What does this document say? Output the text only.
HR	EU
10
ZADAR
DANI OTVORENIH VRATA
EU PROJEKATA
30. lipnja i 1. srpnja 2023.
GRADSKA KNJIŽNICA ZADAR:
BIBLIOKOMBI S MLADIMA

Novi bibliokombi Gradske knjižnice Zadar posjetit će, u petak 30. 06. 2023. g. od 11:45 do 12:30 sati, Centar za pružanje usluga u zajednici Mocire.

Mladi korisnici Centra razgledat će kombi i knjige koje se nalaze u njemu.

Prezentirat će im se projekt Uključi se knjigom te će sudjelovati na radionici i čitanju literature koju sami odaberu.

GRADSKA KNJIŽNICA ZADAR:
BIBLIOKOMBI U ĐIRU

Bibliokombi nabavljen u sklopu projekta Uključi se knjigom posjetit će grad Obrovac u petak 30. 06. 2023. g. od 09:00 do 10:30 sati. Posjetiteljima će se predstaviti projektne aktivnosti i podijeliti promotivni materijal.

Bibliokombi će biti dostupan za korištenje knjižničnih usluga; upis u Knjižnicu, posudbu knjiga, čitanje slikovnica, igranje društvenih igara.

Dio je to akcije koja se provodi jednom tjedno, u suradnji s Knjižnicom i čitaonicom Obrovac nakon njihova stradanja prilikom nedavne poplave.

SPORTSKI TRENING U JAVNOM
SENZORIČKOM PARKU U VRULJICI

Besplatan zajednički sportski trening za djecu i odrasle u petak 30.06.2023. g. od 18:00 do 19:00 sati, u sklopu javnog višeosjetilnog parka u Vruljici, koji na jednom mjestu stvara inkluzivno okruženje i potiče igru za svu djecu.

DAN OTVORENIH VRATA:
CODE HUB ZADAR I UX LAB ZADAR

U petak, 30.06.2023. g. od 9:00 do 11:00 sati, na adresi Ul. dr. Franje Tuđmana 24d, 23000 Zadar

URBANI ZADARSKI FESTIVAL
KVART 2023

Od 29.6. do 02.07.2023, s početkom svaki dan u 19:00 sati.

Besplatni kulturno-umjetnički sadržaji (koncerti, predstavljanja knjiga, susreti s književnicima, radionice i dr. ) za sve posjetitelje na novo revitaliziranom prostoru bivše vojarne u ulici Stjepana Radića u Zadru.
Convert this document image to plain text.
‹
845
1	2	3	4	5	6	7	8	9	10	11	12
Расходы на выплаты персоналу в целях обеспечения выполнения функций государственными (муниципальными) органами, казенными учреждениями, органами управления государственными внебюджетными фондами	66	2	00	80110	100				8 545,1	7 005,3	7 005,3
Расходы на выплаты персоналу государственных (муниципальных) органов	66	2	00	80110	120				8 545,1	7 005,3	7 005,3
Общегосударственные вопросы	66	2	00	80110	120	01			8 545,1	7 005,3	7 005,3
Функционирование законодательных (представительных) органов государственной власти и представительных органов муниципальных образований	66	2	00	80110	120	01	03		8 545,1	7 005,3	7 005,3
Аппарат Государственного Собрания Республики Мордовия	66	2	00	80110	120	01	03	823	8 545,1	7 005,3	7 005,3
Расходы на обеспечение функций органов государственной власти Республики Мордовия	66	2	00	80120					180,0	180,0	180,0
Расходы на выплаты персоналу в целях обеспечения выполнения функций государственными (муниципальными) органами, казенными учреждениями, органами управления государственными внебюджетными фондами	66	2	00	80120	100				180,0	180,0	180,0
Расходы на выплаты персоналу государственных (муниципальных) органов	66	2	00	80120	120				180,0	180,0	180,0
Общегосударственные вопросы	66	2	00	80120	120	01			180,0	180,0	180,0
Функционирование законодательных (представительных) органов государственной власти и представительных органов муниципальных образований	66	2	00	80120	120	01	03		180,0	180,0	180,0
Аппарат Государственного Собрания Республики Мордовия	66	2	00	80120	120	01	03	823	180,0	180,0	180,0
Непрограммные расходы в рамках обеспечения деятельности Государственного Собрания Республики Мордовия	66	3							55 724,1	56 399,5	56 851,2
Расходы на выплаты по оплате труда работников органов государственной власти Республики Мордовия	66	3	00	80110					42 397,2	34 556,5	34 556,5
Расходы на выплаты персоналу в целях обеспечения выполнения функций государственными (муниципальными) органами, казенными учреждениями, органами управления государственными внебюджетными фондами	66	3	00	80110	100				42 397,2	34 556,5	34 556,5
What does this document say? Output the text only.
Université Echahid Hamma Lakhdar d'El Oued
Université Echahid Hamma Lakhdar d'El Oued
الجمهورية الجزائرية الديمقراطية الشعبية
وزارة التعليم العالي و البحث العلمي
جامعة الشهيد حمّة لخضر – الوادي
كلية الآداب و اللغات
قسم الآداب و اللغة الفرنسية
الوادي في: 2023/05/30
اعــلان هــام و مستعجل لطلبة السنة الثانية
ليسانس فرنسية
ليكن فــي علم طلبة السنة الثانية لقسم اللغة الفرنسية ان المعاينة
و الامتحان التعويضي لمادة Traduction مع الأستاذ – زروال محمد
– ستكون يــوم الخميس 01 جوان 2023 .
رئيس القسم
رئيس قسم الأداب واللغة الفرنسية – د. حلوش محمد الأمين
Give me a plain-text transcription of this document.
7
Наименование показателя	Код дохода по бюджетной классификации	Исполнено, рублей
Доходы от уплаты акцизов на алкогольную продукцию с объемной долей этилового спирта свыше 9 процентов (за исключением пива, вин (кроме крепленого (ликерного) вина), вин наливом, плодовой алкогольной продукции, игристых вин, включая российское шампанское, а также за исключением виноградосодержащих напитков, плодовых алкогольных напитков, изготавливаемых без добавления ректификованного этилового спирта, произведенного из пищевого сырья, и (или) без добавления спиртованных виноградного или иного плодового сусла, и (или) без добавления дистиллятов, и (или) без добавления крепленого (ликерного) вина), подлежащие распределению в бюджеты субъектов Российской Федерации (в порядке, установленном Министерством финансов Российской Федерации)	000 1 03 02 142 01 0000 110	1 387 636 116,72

--*--

▶ [WHAT YOU ARE ASKED TO DO]
Each line of the material should be echoed exactly.

▶ [RIGHT ANSWER]
What does this document say? Output the text only.
HR	EU
10
ZADAR
DANI OTVORENIH VRATA
EU PROJEKATA
30. lipnja i 1. srpnja 2023.
GRADSKA KNJIŽNICA ZADAR:
BIBLIOKOMBI S MLADIMA

Novi bibliokombi Gradske knjižnice Zadar posjetit će, u petak 30. 06. 2023. g. od 11:45 do 12:30 sati, Centar za pružanje usluga u zajednici Mocire.

Mladi korisnici Centra razgledat će kombi i knjige koje se nalaze u njemu.

Prezentirat će im se projekt Uključi se knjigom te će sudjelovati na radionici i čitanju literature koju sami odaberu.

GRADSKA KNJIŽNICA ZADAR:
BIBLIOKOMBI U ĐIRU

Bibliokombi nabavljen u sklopu projekta Uključi se knjigom posjetit će grad Obrovac u petak 30. 06. 2023. g. od 09:00 do 10:30 sati. Posjetiteljima će se predstaviti projektne aktivnosti i podijeliti promotivni materijal.

Bibliokombi će biti dostupan za korištenje knjižničnih usluga; upis u Knjižnicu, posudbu knjiga, čitanje slikovnica, igranje društvenih igara.

Dio je to akcije koja se provodi jednom tjedno, u suradnji s Knjižnicom i čitaonicom Obrovac nakon njihova stradanja prilikom nedavne poplave.

SPORTSKI TRENING U JAVNOM
SENZORIČKOM PARKU U VRULJICI

Besplatan zajednički sportski trening za djecu i odrasle u petak 30.06.2023. g. od 18:00 do 19:00 sati, u sklopu javnog višeosjetilnog parka u Vruljici, koji na jednom mjestu stvara inkluzivno okruženje i potiče igru za svu djecu.

DAN OTVORENIH VRATA:
CODE HUB ZADAR I UX LAB ZADAR

U petak, 30.06.2023. g. od 9:00 do 11:00 sati, na adresi Ul. dr. Franje Tuđmana 24d, 23000 Zadar

URBANI ZADARSKI FESTIVAL
KVART 2023

Od 29.6. do 02.07.2023, s početkom svaki dan u 19:00 sati.

Besplatni kulturno-umjetnički sadržaji (koncerti, predstavljanja knjiga, susreti s književnicima, radionice i dr. ) za sve posjetitelje na novo revitaliziranom prostoru bivše vojarne u ulici Stjepana Radića u Zadru.
Convert this document image to plain text.
‹
845
1	2	3	4	5	6	7	8	9	10	11	12
Расходы на выплаты персоналу в целях обеспечения выполнения функций государственными (муниципальными) органами, казенными учреждениями, органами управления государственными внебюджетными фондами	66	2	00	80110	100				8 545,1	7 005,3	7 005,3
Расходы на выплаты персоналу государственных (муниципальных) органов	66	2	00	80110	120				8 545,1	7 005,3	7 005,3
Общегосударственные вопросы	66	2	00	80110	120	01			8 545,1	7 005,3	7 005,3
Функционирование законодательных (представительных) органов государственной власти и представительных органов муниципальных образований	66	2	00	80110	120	01	03		8 545,1	7 005,3	7 005,3
Аппарат Государственного Собрания Республики Мордовия	66	2	00	80110	120	01	03	823	8 545,1	7 005,3	7 005,3
Расходы на обеспечение функций органов государственной власти Республики Мордовия	66	2	00	80120					180,0	180,0	180,0
Расходы на выплаты персоналу в целях обеспечения выполнения функций государственными (муниципальными) органами, казенными учреждениями, органами управления государственными внебюджетными фондами	66	2	00	80120	100				180,0	180,0	180,0
Расходы на выплаты персоналу государственных (муниципальных) органов	66	2	00	80120	120				180,0	180,0	180,0
Общегосударственные вопросы	66	2	00	80120	120	01			180,0	180,0	180,0
Функционирование законодательных (представительных) органов государственной власти и представительных органов муниципальных образований	66	2	00	80120	120	01	03		180,0	180,0	180,0
Аппарат Государственного Собрания Республики Мордовия	66	2	00	80120	120	01	03	823	180,0	180,0	180,0
Непрограммные расходы в рамках обеспечения деятельности Государственного Собрания Республики Мордовия	66	3							55 724,1	56 399,5	56 851,2
Расходы на выплаты по оплате труда работников органов государственной власти Республики Мордовия	66	3	00	80110					42 397,2	34 556,5	34 556,5
Расходы на выплаты персоналу в целях обеспечения выполнения функций государственными (муниципальными) органами, казенными учреждениями, органами управления государственными внебюджетными фондами	66	3	00	80110	100				42 397,2	34 556,5	34 556,5
What does this document say? Output the text only.
Université Echahid Hamma Lakhdar d'El Oued
Université Echahid Hamma Lakhdar d'El Oued
الجمهورية الجزائرية الديمقراطية الشعبية
وزارة التعليم العالي و البحث العلمي
جامعة الشهيد حمّة لخضر – الوادي
كلية الآداب و اللغات
قسم الآداب و اللغة الفرنسية
الوادي في: 2023/05/30
اعــلان هــام و مستعجل لطلبة السنة الثانية
ليسانس فرنسية
ليكن فــي علم طلبة السنة الثانية لقسم اللغة الفرنسية ان المعاينة
و الامتحان التعويضي لمادة Traduction مع الأستاذ – زروال محمد
– ستكون يــوم الخميس 01 جوان 2023 .
رئيس القسم
رئيس قسم الأداب واللغة الفرنسية – د. حلوش محمد الأمين
Give me a plain-text transcription of this document.
7
Наименование показателя	Код дохода по бюджетной классификации	Исполнено, рублей
Доходы от уплаты акцизов на алкогольную продукцию с объемной долей этилового спирта свыше 9 процентов (за исключением пива, вин (кроме крепленого (ликерного) вина), вин наливом, плодовой алкогольной продукции, игристых вин, включая российское шампанское, а также за исключением виноградосодержащих напитков, плодовых алкогольных напитков, изготавливаемых без добавления ректификованного этилового спирта, произведенного из пищевого сырья, и (или) без добавления спиртованных виноградного или иного плодового сусла, и (или) без добавления дистиллятов, и (или) без добавления крепленого (ликерного) вина), подлежащие распределению в бюджеты субъектов Российской Федерации (в порядке, установленном Министерством финансов Российской Федерации)	000 1 03 02 142 01 0000 110	1 387 636 116,72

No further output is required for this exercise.